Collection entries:
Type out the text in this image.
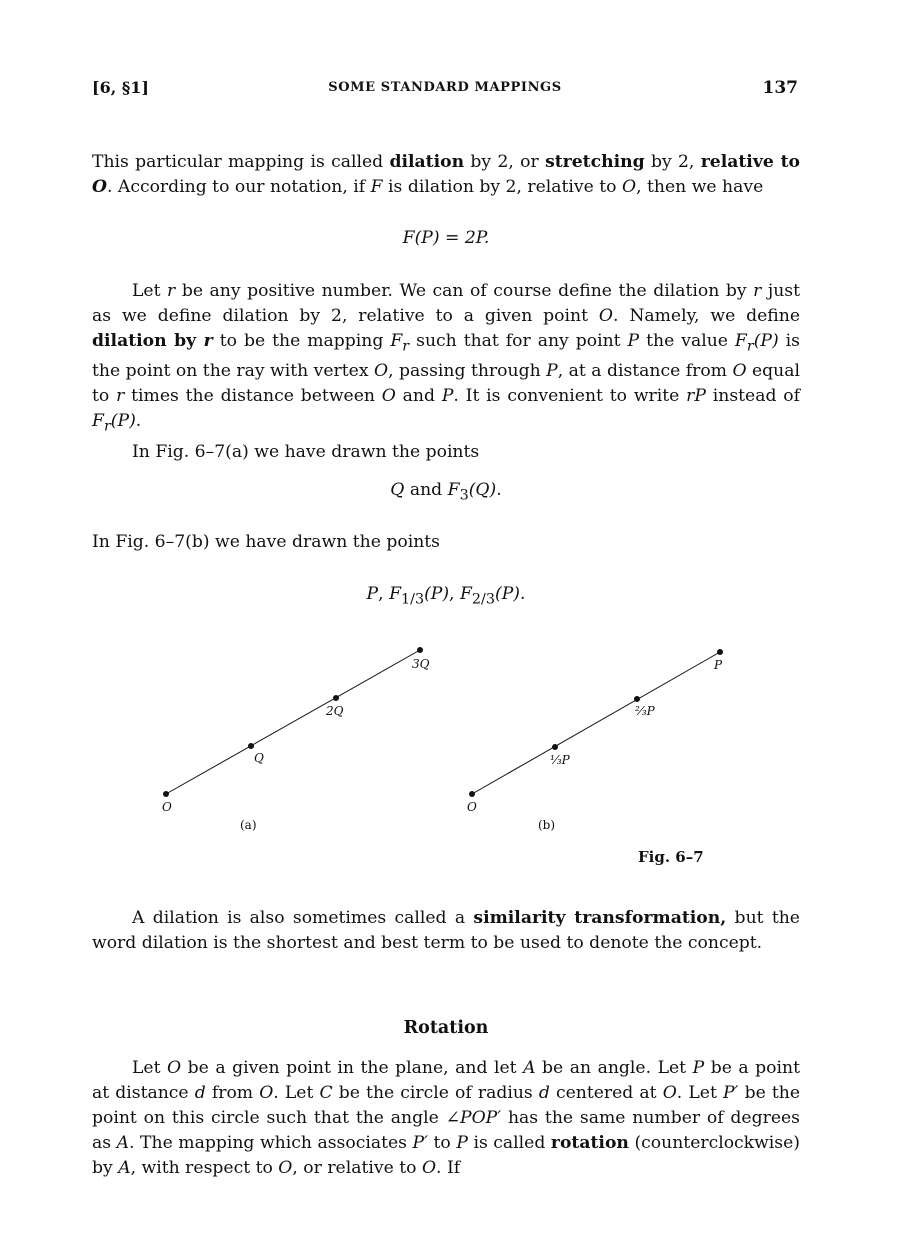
[6, §1]	SOME STANDARD MAPPINGS	137

This particular mapping is called dilation by 2, or stretching by 2, relative to O. According to our notation, if F is dilation by 2, relative to O, then we have

F(P) = 2P.

Let r be any positive number. We can of course define the dilation by r just as we define dilation by 2, relative to a given point O. Namely, we define dilation by r to be the mapping $F_r$ such that for any point P the value $F_r(P)$ is the point on the ray with vertex O, passing through P, at a distance from O equal to r times the distance between O and P. It is convenient to write rP instead of $F_r(P)$.

In Fig. 6–7(a) we have drawn the points

Q and $F_3(Q)$.

In Fig. 6–7(b) we have drawn the points

P, $F_{1/3}(P)$, $F_{2/3}(P)$.

O
Q
2Q
3Q
(a)
O
⅓P
⅔P
P
(b)
Fig. 6–7

A dilation is also sometimes called a similarity transformation, but the word dilation is the shortest and best term to be used to denote the concept.

Rotation

Let O be a given point in the plane, and let A be an angle. Let P be a point at distance d from O. Let C be the circle of radius d centered at O. Let P′ be the point on this circle such that the angle ∠POP′ has the same number of degrees as A. The mapping which associates P′ to P is called rotation (counterclockwise) by A, with respect to O, or relative to O. If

■ **WHAT IS BEING ASKED**: Output every entry exactly as given; pictures are not part of the copy.

■ **SOLUTION FOR THIS EXERCISE**:
Type out the text in this image.
[6, §1]	SOME STANDARD MAPPINGS	137

This particular mapping is called dilation by 2, or stretching by 2, relative to O. According to our notation, if F is dilation by 2, relative to O, then we have

F(P) = 2P.

Let r be any positive number. We can of course define the dilation by r just as we define dilation by 2, relative to a given point O. Namely, we define dilation by r to be the mapping $F_r$ such that for any point P the value $F_r(P)$ is the point on the ray with vertex O, passing through P, at a distance from O equal to r times the distance between O and P. It is convenient to write rP instead of $F_r(P)$.

In Fig. 6–7(a) we have drawn the points

Q and $F_3(Q)$.

In Fig. 6–7(b) we have drawn the points

P, $F_{1/3}(P)$, $F_{2/3}(P)$.

O
Q
2Q
3Q
(a)
O
⅓P
⅔P
P
(b)
Fig. 6–7

A dilation is also sometimes called a similarity transformation, but the word dilation is the shortest and best term to be used to denote the concept.

Rotation

Let O be a given point in the plane, and let A be an angle. Let P be a point at distance d from O. Let C be the circle of radius d centered at O. Let P′ be the point on this circle such that the angle ∠POP′ has the same number of degrees as A. The mapping which associates P′ to P is called rotation (counterclockwise) by A, with respect to O, or relative to O. If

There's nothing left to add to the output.